▶ _Task goal_
Find how many lines in the material contain "konut"; your answer should be that number alone.

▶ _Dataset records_
──────────────────────────────

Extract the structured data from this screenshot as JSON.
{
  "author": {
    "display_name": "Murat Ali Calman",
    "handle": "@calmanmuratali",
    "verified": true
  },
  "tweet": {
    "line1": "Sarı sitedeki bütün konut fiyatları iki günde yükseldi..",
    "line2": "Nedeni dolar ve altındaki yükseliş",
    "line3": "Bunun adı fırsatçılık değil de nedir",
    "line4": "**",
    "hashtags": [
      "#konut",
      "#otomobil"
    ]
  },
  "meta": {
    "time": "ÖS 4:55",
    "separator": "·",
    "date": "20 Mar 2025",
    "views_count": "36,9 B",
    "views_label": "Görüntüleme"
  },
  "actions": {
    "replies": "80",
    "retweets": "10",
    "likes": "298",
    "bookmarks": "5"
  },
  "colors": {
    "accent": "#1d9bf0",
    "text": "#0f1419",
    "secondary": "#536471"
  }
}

──────────────────────────────

▶ _Task result_
2